> [MATERIAL SHOWN]:
-- Start --
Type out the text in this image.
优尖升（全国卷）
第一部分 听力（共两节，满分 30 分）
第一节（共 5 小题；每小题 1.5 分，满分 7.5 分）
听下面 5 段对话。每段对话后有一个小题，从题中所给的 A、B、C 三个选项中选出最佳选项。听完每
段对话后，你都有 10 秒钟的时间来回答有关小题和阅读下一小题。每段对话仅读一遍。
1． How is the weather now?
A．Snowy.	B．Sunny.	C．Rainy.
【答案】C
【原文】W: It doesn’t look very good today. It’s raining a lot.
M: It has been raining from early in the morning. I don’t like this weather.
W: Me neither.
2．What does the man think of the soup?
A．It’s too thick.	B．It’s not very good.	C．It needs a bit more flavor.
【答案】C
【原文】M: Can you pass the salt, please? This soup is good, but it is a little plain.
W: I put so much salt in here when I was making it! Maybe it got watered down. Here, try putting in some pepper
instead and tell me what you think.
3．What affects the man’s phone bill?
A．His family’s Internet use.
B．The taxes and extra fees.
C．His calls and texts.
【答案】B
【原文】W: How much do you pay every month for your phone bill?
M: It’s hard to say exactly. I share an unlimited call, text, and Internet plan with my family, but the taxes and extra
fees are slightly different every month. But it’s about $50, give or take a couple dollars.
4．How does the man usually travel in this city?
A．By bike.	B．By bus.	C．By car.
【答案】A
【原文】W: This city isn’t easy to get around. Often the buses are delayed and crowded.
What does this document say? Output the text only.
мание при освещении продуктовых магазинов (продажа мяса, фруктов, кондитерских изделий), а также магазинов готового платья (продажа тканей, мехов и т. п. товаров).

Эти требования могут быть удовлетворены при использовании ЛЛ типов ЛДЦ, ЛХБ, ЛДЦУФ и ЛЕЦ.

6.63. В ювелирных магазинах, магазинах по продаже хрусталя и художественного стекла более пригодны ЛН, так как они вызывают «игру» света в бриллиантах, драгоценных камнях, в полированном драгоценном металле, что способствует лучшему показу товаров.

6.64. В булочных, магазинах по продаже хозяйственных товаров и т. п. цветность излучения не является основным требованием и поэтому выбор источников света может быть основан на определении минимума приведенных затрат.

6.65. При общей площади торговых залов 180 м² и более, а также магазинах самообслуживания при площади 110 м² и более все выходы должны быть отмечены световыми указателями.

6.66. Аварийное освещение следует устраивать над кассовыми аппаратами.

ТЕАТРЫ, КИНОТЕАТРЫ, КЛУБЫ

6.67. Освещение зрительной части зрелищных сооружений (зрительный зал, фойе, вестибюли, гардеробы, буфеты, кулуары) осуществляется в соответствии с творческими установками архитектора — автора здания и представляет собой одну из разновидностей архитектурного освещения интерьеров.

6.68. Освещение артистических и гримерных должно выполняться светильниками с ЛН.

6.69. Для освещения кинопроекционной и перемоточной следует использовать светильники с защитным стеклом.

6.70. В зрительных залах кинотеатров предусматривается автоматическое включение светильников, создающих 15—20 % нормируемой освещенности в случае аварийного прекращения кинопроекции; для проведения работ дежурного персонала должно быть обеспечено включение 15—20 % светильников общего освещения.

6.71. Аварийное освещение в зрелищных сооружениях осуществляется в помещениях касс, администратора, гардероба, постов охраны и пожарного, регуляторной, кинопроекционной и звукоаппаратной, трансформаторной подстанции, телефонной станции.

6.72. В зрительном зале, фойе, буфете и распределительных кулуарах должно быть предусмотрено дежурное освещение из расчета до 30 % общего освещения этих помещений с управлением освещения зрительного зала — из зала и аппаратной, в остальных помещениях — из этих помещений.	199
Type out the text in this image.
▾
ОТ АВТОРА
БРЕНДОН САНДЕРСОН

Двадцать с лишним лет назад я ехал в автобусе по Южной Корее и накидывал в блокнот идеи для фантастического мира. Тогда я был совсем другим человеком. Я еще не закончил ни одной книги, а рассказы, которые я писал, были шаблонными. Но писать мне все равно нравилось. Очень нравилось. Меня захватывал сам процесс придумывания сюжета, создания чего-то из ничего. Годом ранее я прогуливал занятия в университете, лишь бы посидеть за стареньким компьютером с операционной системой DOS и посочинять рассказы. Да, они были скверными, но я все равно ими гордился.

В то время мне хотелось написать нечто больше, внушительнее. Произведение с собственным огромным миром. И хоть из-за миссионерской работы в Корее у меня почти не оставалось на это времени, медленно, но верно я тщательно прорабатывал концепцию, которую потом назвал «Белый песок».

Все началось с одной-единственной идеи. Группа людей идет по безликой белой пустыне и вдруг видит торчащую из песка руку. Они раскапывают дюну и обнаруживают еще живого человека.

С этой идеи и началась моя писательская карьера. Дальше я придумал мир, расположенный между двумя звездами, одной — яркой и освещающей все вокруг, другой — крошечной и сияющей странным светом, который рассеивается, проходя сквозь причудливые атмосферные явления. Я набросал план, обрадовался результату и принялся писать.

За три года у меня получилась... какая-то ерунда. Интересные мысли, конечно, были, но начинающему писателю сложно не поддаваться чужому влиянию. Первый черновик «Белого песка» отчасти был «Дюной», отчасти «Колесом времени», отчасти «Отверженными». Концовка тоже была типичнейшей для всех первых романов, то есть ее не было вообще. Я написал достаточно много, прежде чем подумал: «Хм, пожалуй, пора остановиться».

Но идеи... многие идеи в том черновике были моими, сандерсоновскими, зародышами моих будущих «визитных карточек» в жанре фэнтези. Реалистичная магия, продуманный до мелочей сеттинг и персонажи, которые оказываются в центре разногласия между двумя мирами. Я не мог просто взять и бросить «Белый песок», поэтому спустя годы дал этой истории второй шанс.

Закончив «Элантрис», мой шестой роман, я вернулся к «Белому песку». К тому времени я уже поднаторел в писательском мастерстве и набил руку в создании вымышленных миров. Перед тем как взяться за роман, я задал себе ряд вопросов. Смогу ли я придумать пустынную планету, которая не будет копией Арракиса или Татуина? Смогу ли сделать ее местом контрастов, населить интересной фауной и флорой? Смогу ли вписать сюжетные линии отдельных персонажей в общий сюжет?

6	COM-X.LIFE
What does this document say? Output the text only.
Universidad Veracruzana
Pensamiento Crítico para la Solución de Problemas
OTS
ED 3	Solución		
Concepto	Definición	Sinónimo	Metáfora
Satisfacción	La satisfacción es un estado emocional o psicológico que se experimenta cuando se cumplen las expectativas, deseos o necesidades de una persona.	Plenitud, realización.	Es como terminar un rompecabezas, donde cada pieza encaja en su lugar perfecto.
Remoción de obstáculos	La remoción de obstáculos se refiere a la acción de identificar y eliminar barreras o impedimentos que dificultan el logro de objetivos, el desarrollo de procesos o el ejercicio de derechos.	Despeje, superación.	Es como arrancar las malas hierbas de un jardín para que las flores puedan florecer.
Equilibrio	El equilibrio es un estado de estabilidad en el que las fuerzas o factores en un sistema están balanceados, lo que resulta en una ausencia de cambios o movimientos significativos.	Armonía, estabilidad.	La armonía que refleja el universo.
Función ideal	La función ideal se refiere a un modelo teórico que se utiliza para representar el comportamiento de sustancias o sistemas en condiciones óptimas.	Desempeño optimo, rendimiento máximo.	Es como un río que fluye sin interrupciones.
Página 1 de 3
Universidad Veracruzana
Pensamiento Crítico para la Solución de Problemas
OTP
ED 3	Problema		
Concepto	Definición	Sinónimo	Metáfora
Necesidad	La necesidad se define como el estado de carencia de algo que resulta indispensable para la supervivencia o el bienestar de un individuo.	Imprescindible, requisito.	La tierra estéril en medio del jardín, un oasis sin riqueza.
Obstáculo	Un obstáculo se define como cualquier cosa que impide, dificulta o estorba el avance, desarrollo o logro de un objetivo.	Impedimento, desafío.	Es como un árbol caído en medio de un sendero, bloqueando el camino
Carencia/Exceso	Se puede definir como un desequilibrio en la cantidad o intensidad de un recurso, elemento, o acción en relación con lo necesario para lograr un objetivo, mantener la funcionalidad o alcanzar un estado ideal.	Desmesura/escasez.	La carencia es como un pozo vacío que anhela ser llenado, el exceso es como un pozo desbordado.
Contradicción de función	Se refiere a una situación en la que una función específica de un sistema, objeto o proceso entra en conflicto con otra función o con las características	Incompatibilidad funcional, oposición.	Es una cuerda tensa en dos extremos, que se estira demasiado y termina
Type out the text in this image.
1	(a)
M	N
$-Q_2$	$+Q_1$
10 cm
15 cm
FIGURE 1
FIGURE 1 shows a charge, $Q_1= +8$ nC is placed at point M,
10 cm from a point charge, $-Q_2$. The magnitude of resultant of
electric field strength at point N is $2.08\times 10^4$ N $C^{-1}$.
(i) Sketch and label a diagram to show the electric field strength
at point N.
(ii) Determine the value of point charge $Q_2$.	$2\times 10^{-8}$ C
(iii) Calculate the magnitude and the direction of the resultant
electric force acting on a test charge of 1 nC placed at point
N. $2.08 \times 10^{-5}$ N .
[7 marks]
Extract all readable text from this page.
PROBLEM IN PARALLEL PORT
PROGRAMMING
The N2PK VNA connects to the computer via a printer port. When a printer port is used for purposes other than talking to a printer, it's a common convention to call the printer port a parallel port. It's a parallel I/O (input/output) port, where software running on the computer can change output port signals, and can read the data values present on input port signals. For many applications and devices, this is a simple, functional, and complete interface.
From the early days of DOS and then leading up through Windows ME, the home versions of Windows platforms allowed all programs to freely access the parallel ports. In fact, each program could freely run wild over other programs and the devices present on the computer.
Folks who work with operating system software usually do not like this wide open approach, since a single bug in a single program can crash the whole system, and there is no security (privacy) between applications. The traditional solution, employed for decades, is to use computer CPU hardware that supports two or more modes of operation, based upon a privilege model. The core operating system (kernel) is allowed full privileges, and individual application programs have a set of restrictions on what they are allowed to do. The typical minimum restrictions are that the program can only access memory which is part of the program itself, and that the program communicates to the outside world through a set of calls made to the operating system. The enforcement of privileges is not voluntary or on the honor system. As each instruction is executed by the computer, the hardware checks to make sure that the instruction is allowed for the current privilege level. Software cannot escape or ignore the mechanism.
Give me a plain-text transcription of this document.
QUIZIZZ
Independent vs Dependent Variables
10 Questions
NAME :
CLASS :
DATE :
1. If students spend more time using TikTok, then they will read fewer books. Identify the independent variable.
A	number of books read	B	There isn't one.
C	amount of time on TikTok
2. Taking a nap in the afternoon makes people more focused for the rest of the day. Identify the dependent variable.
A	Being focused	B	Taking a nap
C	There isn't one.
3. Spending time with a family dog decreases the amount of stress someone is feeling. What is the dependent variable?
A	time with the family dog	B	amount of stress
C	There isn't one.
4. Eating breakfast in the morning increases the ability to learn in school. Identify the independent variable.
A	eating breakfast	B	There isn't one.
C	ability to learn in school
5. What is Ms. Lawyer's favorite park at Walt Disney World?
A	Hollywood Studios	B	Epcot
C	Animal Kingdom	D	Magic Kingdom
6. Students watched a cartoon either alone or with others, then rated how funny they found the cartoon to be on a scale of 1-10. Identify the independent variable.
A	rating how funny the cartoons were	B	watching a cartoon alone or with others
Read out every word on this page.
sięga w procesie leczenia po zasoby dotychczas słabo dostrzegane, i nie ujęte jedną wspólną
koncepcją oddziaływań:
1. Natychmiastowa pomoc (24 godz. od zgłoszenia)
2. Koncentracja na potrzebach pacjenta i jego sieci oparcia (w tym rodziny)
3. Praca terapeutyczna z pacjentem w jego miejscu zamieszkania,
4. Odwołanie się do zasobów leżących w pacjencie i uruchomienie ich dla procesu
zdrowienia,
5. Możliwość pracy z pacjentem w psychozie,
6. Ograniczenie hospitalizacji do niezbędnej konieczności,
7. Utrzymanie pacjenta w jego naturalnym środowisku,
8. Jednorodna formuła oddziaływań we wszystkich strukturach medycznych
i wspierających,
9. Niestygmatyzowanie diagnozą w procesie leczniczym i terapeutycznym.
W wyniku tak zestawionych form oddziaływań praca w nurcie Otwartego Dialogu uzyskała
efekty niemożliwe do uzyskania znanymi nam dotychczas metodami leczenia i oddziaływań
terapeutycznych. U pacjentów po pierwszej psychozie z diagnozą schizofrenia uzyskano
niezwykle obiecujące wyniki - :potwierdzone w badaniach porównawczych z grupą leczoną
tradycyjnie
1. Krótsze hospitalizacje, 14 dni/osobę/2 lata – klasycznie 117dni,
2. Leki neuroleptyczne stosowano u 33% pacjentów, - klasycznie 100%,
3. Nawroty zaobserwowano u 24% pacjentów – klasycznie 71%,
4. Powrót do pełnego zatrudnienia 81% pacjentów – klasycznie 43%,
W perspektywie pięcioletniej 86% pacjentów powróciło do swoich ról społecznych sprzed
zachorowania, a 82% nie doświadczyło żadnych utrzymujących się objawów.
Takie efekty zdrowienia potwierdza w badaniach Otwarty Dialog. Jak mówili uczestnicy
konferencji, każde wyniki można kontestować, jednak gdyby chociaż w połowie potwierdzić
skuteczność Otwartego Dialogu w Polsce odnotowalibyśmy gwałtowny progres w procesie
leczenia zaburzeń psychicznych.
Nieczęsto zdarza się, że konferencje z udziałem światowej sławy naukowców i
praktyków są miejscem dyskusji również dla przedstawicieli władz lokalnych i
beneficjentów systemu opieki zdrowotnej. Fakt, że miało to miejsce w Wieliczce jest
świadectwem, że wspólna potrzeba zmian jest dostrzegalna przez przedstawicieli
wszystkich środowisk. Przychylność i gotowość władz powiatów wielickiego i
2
-- End --
> [WHAT THE TASK REQUIRES]: Work out how many lines of the listing above include the word "charge". Report only the number.

> [SOLUTION FOR THIS TASK]: 4